__Task requirements__.
Work through the data below line by line and say how many lines hold "name"; give only the number.
□ □ □ □
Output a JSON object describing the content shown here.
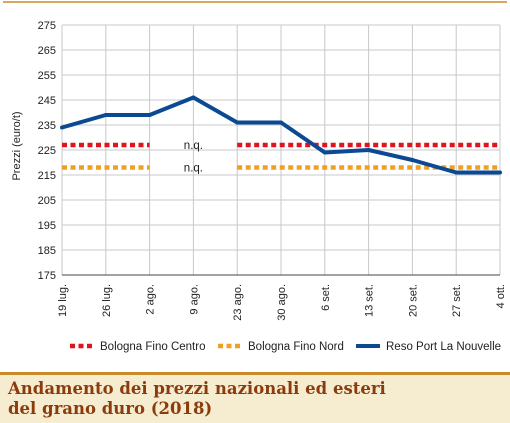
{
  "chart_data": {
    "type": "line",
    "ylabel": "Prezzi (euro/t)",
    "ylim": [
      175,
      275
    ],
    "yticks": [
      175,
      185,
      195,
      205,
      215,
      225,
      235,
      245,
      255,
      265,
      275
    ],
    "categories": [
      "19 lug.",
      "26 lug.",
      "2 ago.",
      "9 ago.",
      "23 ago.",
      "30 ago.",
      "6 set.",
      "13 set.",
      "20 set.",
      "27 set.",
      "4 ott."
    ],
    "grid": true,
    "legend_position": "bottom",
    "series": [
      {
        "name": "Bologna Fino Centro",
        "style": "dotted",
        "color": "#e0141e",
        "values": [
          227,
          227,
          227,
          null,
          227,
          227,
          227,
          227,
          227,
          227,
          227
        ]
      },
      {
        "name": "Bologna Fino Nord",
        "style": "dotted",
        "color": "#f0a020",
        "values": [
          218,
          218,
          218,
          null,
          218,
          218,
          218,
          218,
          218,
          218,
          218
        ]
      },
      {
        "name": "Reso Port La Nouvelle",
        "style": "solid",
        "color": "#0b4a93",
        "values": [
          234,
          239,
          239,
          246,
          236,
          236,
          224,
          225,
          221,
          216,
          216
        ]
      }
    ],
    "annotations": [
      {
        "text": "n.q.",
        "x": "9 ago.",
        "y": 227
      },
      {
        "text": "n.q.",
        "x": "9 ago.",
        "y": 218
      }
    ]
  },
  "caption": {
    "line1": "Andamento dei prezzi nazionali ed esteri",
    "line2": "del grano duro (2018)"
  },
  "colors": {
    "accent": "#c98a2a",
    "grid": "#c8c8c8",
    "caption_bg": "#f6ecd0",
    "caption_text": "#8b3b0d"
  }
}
□ □ □ □
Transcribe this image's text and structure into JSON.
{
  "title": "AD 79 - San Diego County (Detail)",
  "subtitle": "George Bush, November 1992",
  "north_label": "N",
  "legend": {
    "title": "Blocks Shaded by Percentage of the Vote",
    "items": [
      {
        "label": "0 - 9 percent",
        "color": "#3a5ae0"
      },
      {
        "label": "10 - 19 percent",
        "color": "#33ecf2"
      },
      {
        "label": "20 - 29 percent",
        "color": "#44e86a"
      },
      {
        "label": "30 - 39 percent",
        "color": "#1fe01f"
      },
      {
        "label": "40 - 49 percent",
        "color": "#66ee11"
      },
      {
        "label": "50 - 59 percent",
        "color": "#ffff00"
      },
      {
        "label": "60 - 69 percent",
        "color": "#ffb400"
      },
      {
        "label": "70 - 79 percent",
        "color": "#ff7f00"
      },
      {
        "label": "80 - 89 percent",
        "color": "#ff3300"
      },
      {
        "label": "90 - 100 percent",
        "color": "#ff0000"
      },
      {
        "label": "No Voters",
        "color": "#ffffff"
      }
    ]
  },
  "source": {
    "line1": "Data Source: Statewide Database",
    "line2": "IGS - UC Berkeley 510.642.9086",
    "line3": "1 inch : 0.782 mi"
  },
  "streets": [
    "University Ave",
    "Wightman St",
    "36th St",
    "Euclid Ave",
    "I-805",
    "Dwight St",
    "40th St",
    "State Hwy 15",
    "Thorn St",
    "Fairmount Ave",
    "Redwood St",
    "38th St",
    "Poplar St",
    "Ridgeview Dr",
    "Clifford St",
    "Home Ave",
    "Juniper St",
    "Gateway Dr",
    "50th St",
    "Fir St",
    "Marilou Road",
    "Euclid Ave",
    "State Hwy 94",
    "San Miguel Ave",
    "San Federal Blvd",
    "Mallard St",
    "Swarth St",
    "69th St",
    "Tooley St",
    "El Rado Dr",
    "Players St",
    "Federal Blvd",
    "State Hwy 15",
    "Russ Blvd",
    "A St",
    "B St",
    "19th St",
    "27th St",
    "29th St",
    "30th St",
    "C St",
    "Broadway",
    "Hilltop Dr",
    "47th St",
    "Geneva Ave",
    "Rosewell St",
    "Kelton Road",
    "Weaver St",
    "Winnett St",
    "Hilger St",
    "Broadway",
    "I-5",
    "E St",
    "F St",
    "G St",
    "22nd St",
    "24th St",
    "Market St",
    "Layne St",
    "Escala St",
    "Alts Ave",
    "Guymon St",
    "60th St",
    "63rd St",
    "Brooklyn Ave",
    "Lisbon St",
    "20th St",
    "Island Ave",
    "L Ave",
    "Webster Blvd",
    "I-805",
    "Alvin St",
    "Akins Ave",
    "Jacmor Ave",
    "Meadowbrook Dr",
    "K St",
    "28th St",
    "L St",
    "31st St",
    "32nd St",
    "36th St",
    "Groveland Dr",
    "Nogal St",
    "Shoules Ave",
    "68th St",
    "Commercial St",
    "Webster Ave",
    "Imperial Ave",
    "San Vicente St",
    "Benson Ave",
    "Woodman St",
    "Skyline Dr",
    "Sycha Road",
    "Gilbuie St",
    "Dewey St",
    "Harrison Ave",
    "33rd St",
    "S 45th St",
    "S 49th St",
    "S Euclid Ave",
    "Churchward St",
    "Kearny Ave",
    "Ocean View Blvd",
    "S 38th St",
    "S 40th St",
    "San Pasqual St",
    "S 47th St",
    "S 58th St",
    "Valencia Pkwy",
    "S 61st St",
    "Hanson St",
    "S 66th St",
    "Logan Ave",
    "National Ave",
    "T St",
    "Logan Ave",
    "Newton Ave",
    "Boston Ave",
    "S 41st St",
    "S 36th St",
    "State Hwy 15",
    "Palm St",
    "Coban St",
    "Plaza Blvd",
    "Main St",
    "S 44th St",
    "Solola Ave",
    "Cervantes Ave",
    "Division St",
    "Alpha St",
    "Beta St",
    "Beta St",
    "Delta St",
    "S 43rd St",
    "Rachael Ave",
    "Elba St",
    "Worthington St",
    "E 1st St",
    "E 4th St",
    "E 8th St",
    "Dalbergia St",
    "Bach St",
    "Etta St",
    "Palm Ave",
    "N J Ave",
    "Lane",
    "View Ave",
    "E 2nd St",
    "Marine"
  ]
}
□ □ □ □
__Answer in full__.
3